Say how many lines contain "BENTON"; the answer is the number alone.
##### Entries provided
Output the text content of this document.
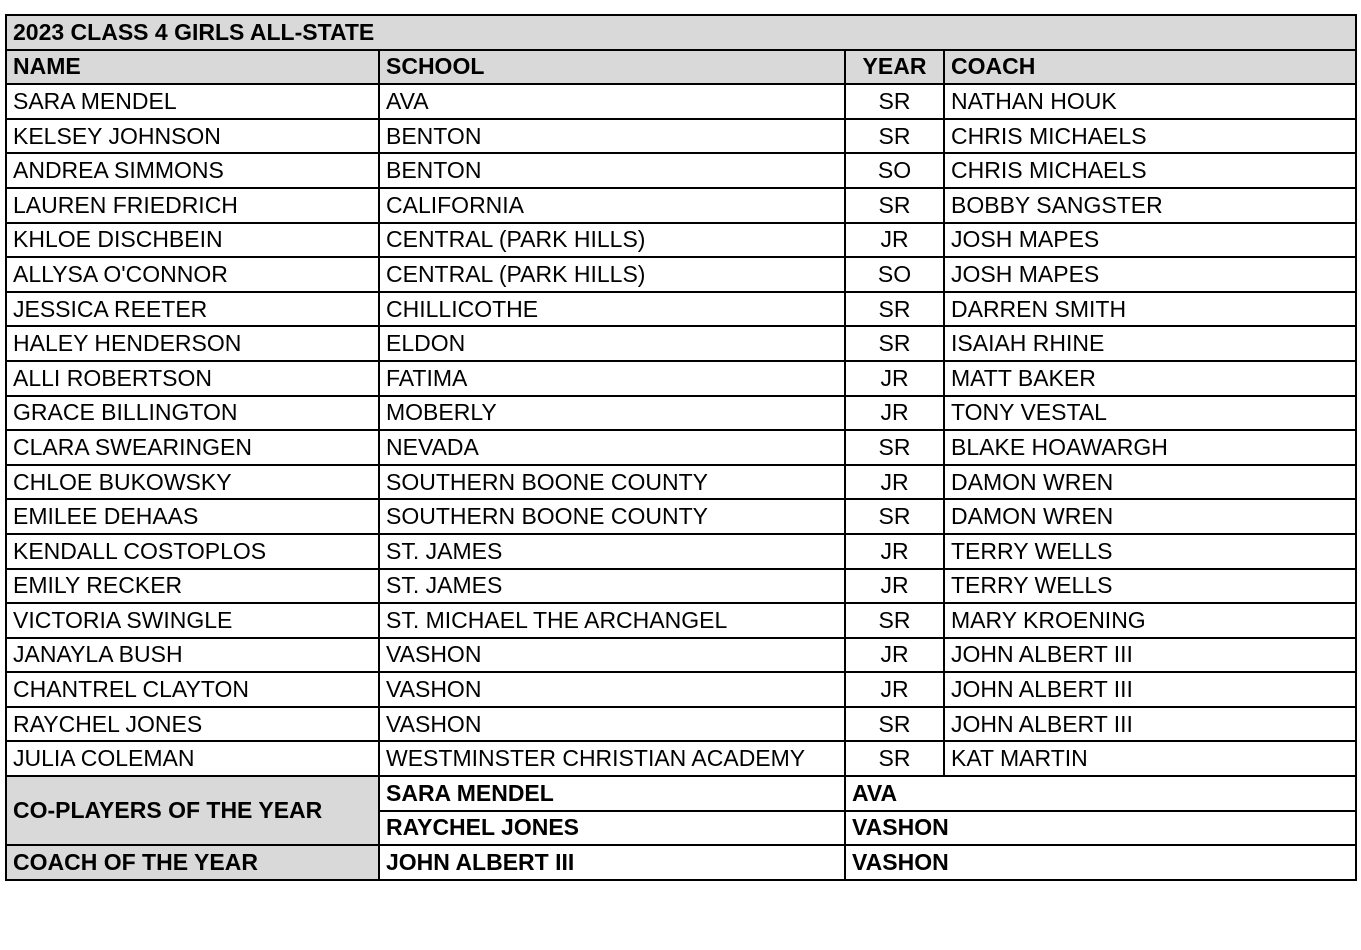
2023 CLASS 4 GIRLS ALL-STATE			
NAME	SCHOOL	YEAR	COACH
SARA MENDEL	AVA	SR	NATHAN HOUK
KELSEY JOHNSON	BENTON	SR	CHRIS MICHAELS
ANDREA SIMMONS	BENTON	SO	CHRIS MICHAELS
LAUREN FRIEDRICH	CALIFORNIA	SR	BOBBY SANGSTER
KHLOE DISCHBEIN	CENTRAL (PARK HILLS)	JR	JOSH MAPES
ALLYSA O'CONNOR	CENTRAL (PARK HILLS)	SO	JOSH MAPES
JESSICA REETER	CHILLICOTHE	SR	DARREN SMITH
HALEY HENDERSON	ELDON	SR	ISAIAH RHINE
ALLI ROBERTSON	FATIMA	JR	MATT BAKER
GRACE BILLINGTON	MOBERLY	JR	TONY VESTAL
CLARA SWEARINGEN	NEVADA	SR	BLAKE HOAWARGH
CHLOE BUKOWSKY	SOUTHERN BOONE COUNTY	JR	DAMON WREN
EMILEE DEHAAS	SOUTHERN BOONE COUNTY	SR	DAMON WREN
KENDALL COSTOPLOS	ST. JAMES	JR	TERRY WELLS
EMILY RECKER	ST. JAMES	JR	TERRY WELLS
VICTORIA SWINGLE	ST. MICHAEL THE ARCHANGEL	SR	MARY KROENING
JANAYLA BUSH	VASHON	JR	JOHN ALBERT III
CHANTREL CLAYTON	VASHON	JR	JOHN ALBERT III
RAYCHEL JONES	VASHON	SR	JOHN ALBERT III
JULIA COLEMAN	WESTMINSTER CHRISTIAN ACADEMY	SR	KAT MARTIN
CO-PLAYERS OF THE YEAR	SARA MENDEL	AVA	
	RAYCHEL JONES	VASHON	
COACH OF THE YEAR	JOHN ALBERT III	VASHON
##########
- [Correct response]:
2